- [Given instruction]:
Please render the material as a numbered list, starting with its first line and going on through the line containing "series-F [75, 105, 654, 183]", leaving out any blank lines.
# START OF Information supplied
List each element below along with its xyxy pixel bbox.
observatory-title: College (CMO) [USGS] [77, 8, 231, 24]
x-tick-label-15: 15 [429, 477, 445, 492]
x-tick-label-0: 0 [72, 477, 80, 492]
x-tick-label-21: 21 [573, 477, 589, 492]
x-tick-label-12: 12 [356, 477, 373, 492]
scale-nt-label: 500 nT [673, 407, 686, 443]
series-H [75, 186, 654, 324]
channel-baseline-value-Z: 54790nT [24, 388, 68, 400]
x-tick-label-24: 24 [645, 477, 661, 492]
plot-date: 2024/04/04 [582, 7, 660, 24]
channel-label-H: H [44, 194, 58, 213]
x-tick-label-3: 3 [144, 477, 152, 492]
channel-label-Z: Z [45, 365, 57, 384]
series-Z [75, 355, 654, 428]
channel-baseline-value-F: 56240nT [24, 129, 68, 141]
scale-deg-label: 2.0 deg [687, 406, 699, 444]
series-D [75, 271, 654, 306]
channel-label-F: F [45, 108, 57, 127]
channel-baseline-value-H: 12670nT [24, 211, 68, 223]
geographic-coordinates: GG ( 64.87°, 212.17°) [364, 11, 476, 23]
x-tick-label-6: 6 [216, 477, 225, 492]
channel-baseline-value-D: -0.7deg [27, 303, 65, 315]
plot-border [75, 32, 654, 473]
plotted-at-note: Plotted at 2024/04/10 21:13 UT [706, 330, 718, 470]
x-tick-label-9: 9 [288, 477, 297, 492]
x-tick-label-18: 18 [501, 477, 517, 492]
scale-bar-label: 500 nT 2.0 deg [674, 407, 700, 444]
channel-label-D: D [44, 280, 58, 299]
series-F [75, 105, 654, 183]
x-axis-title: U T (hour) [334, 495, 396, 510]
# END OF Information supplied
- [Result below]:
1. List each element below along with its xyxy pixel bbox.
2. observatory-title: College (CMO) [USGS] [77, 8, 231, 24]
3. x-tick-label-15: 15 [429, 477, 445, 492]
4. x-tick-label-0: 0 [72, 477, 80, 492]
5. x-tick-label-21: 21 [573, 477, 589, 492]
6. x-tick-label-12: 12 [356, 477, 373, 492]
7. scale-nt-label: 500 nT [673, 407, 686, 443]
8. series-H [75, 186, 654, 324]
9. channel-baseline-value-Z: 54790nT [24, 388, 68, 400]
10. x-tick-label-24: 24 [645, 477, 661, 492]
11. plot-date: 2024/04/04 [582, 7, 660, 24]
12. channel-label-H: H [44, 194, 58, 213]
13. x-tick-label-3: 3 [144, 477, 152, 492]
14. channel-label-Z: Z [45, 365, 57, 384]
15. series-Z [75, 355, 654, 428]
16. channel-baseline-value-F: 56240nT [24, 129, 68, 141]
17. scale-deg-label: 2.0 deg [687, 406, 699, 444]
18. series-D [75, 271, 654, 306]
19. channel-label-F: F [45, 108, 57, 127]
20. channel-baseline-value-H: 12670nT [24, 211, 68, 223]
21. geographic-coordinates: GG ( 64.87°, 212.17°) [364, 11, 476, 23]
22. x-tick-label-6: 6 [216, 477, 225, 492]
23. channel-baseline-value-D: -0.7deg [27, 303, 65, 315]
24. plot-border [75, 32, 654, 473]
25. plotted-at-note: Plotted at 2024/04/10 21:13 UT [706, 330, 718, 470]
26. x-tick-label-9: 9 [288, 477, 297, 492]
27. x-tick-label-18: 18 [501, 477, 517, 492]
28. scale-bar-label: 500 nT 2.0 deg [674, 407, 700, 444]
29. channel-label-D: D [44, 280, 58, 299]
30. series-F [75, 105, 654, 183]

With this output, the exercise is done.